>> Start

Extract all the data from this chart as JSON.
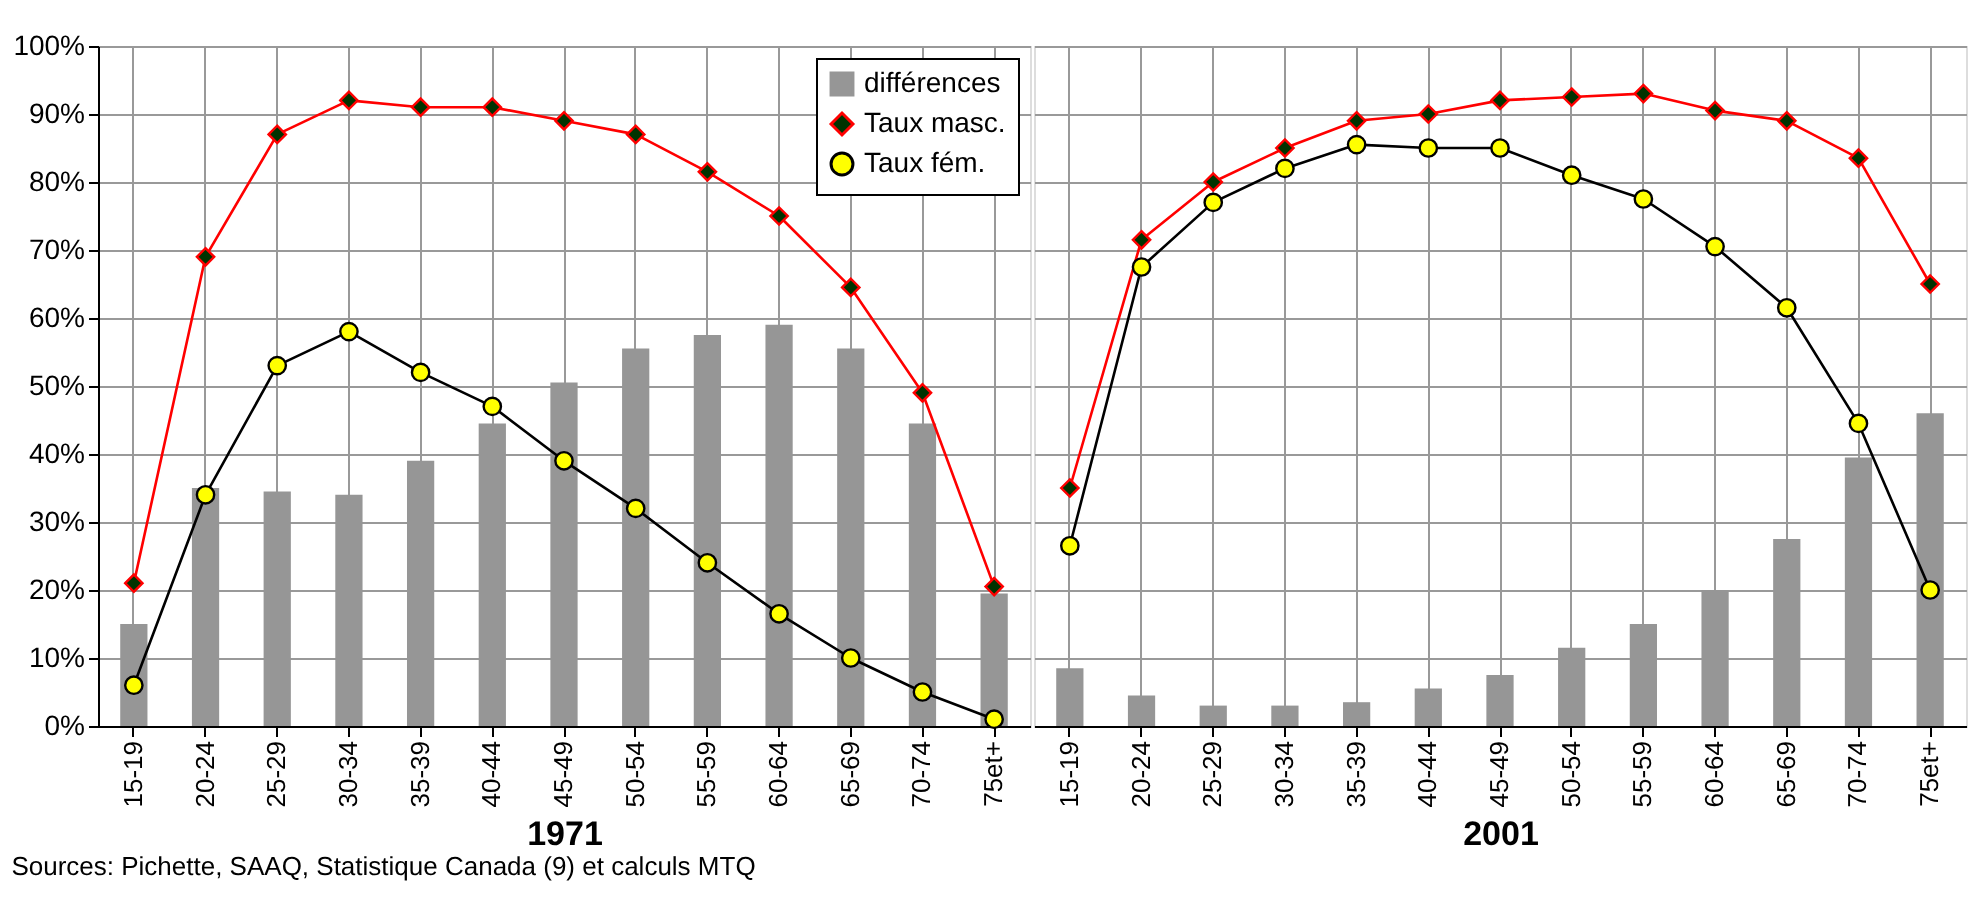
{
  "chart_data": [
    {
      "type": "bar",
      "xlabel": "1971",
      "categories": [
        "15-19",
        "20-24",
        "25-29",
        "30-34",
        "35-39",
        "40-44",
        "45-49",
        "50-54",
        "55-59",
        "60-64",
        "65-69",
        "70-74",
        "75et+"
      ],
      "series": [
        {
          "name": "différences",
          "color": "#969696",
          "values": [
            15,
            35,
            34.5,
            34,
            39,
            44.5,
            50.5,
            55.5,
            57.5,
            59,
            55.5,
            44.5,
            19.5
          ]
        },
        {
          "name": "Taux masc.",
          "type": "line",
          "color": "#ff0000",
          "marker": "diamond",
          "line_style": "solid",
          "colors": [
            "#003300",
            "#003300",
            "#003300",
            "#003300",
            "#003300",
            "#003300",
            "#003300",
            "#003300",
            "#003300",
            "#003300",
            "#003300",
            "#003300",
            "#003300"
          ],
          "values": [
            21,
            69,
            87,
            92,
            91,
            91,
            89,
            87,
            81.5,
            75,
            64.5,
            49,
            20.5
          ]
        },
        {
          "name": "Taux fém.",
          "type": "line",
          "color": "#000000",
          "marker": "circle",
          "line_style": "solid",
          "colors": [
            "#ffff00",
            "#ffff00",
            "#ffff00",
            "#ffff00",
            "#ffff00",
            "#ffff00",
            "#ffff00",
            "#ffff00",
            "#ffff00",
            "#ffff00",
            "#ffff00",
            "#ffff00",
            "#ffff00"
          ],
          "values": [
            6,
            34,
            53,
            58,
            52,
            47,
            39,
            32,
            24,
            16.5,
            10,
            5,
            1
          ]
        }
      ],
      "ylim": [
        0,
        100
      ],
      "yticks": [
        {
          "value": 0,
          "label": "0%"
        },
        {
          "value": 10,
          "label": "10%"
        },
        {
          "value": 20,
          "label": "20%"
        },
        {
          "value": 30,
          "label": "30%"
        },
        {
          "value": 40,
          "label": "40%"
        },
        {
          "value": 50,
          "label": "50%"
        },
        {
          "value": 60,
          "label": "60%"
        },
        {
          "value": 70,
          "label": "70%"
        },
        {
          "value": 80,
          "label": "80%"
        },
        {
          "value": 90,
          "label": "90%"
        },
        {
          "value": 100,
          "label": "100%"
        }
      ],
      "grid": true,
      "legend": "top right",
      "annotations": [
        "Sources: Pichette, SAAQ, Statistique Canada (9) et calculs MTQ"
      ]
    },
    {
      "type": "bar",
      "xlabel": "2001",
      "categories": [
        "15-19",
        "20-24",
        "25-29",
        "30-34",
        "35-39",
        "40-44",
        "45-49",
        "50-54",
        "55-59",
        "60-64",
        "65-69",
        "70-74",
        "75et+"
      ],
      "series": [
        {
          "color": "#969696",
          "values": [
            8.5,
            4.5,
            3,
            3,
            3.5,
            5.5,
            7.5,
            11.5,
            15,
            20,
            27.5,
            39.5,
            46
          ]
        },
        {
          "type": "line",
          "color": "#ff0000",
          "marker": "diamond",
          "line_style": "solid",
          "colors": [
            "#003300",
            "#003300",
            "#003300",
            "#003300",
            "#003300",
            "#003300",
            "#003300",
            "#003300",
            "#003300",
            "#003300",
            "#003300",
            "#003300",
            "#003300"
          ],
          "values": [
            35,
            71.5,
            80,
            85,
            89,
            90,
            92,
            92.5,
            93,
            90.5,
            89,
            83.5,
            65
          ]
        },
        {
          "type": "line",
          "color": "#000000",
          "marker": "circle",
          "line_style": "solid",
          "colors": [
            "#ffff00",
            "#ffff00",
            "#ffff00",
            "#ffff00",
            "#ffff00",
            "#ffff00",
            "#ffff00",
            "#ffff00",
            "#ffff00",
            "#ffff00",
            "#ffff00",
            "#ffff00",
            "#ffff00"
          ],
          "values": [
            26.5,
            67.5,
            77,
            82,
            85.5,
            85,
            85,
            81,
            77.5,
            70.5,
            61.5,
            44.5,
            20
          ]
        }
      ],
      "ylim": [
        0,
        100
      ],
      "yticks": [
        0,
        10,
        20,
        30,
        40,
        50,
        60,
        70,
        80,
        90,
        100
      ],
      "grid": true,
      "tick_labels": "x"
    }
  ]
}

>> End

■ **THE EXERCISE**
Print all of the records shown above exactly, leaving out each picture.

■ **WORKED SOLUTION**
Extract all the data from this chart as JSON.
{
  "chart_data": [
    {
      "type": "bar",
      "xlabel": "1971",
      "categories": [
        "15-19",
        "20-24",
        "25-29",
        "30-34",
        "35-39",
        "40-44",
        "45-49",
        "50-54",
        "55-59",
        "60-64",
        "65-69",
        "70-74",
        "75et+"
      ],
      "series": [
        {
          "name": "différences",
          "color": "#969696",
          "values": [
            15,
            35,
            34.5,
            34,
            39,
            44.5,
            50.5,
            55.5,
            57.5,
            59,
            55.5,
            44.5,
            19.5
          ]
        },
        {
          "name": "Taux masc.",
          "type": "line",
          "color": "#ff0000",
          "marker": "diamond",
          "line_style": "solid",
          "colors": [
            "#003300",
            "#003300",
            "#003300",
            "#003300",
            "#003300",
            "#003300",
            "#003300",
            "#003300",
            "#003300",
            "#003300",
            "#003300",
            "#003300",
            "#003300"
          ],
          "values": [
            21,
            69,
            87,
            92,
            91,
            91,
            89,
            87,
            81.5,
            75,
            64.5,
            49,
            20.5
          ]
        },
        {
          "name": "Taux fém.",
          "type": "line",
          "color": "#000000",
          "marker": "circle",
          "line_style": "solid",
          "colors": [
            "#ffff00",
            "#ffff00",
            "#ffff00",
            "#ffff00",
            "#ffff00",
            "#ffff00",
            "#ffff00",
            "#ffff00",
            "#ffff00",
            "#ffff00",
            "#ffff00",
            "#ffff00",
            "#ffff00"
          ],
          "values": [
            6,
            34,
            53,
            58,
            52,
            47,
            39,
            32,
            24,
            16.5,
            10,
            5,
            1
          ]
        }
      ],
      "ylim": [
        0,
        100
      ],
      "yticks": [
        {
          "value": 0,
          "label": "0%"
        },
        {
          "value": 10,
          "label": "10%"
        },
        {
          "value": 20,
          "label": "20%"
        },
        {
          "value": 30,
          "label": "30%"
        },
        {
          "value": 40,
          "label": "40%"
        },
        {
          "value": 50,
          "label": "50%"
        },
        {
          "value": 60,
          "label": "60%"
        },
        {
          "value": 70,
          "label": "70%"
        },
        {
          "value": 80,
          "label": "80%"
        },
        {
          "value": 90,
          "label": "90%"
        },
        {
          "value": 100,
          "label": "100%"
        }
      ],
      "grid": true,
      "legend": "top right",
      "annotations": [
        "Sources: Pichette, SAAQ, Statistique Canada (9) et calculs MTQ"
      ]
    },
    {
      "type": "bar",
      "xlabel": "2001",
      "categories": [
        "15-19",
        "20-24",
        "25-29",
        "30-34",
        "35-39",
        "40-44",
        "45-49",
        "50-54",
        "55-59",
        "60-64",
        "65-69",
        "70-74",
        "75et+"
      ],
      "series": [
        {
          "color": "#969696",
          "values": [
            8.5,
            4.5,
            3,
            3,
            3.5,
            5.5,
            7.5,
            11.5,
            15,
            20,
            27.5,
            39.5,
            46
          ]
        },
        {
          "type": "line",
          "color": "#ff0000",
          "marker": "diamond",
          "line_style": "solid",
          "colors": [
            "#003300",
            "#003300",
            "#003300",
            "#003300",
            "#003300",
            "#003300",
            "#003300",
            "#003300",
            "#003300",
            "#003300",
            "#003300",
            "#003300",
            "#003300"
          ],
          "values": [
            35,
            71.5,
            80,
            85,
            89,
            90,
            92,
            92.5,
            93,
            90.5,
            89,
            83.5,
            65
          ]
        },
        {
          "type": "line",
          "color": "#000000",
          "marker": "circle",
          "line_style": "solid",
          "colors": [
            "#ffff00",
            "#ffff00",
            "#ffff00",
            "#ffff00",
            "#ffff00",
            "#ffff00",
            "#ffff00",
            "#ffff00",
            "#ffff00",
            "#ffff00",
            "#ffff00",
            "#ffff00",
            "#ffff00"
          ],
          "values": [
            26.5,
            67.5,
            77,
            82,
            85.5,
            85,
            85,
            81,
            77.5,
            70.5,
            61.5,
            44.5,
            20
          ]
        }
      ],
      "ylim": [
        0,
        100
      ],
      "yticks": [
        0,
        10,
        20,
        30,
        40,
        50,
        60,
        70,
        80,
        90,
        100
      ],
      "grid": true,
      "tick_labels": "x"
    }
  ]
}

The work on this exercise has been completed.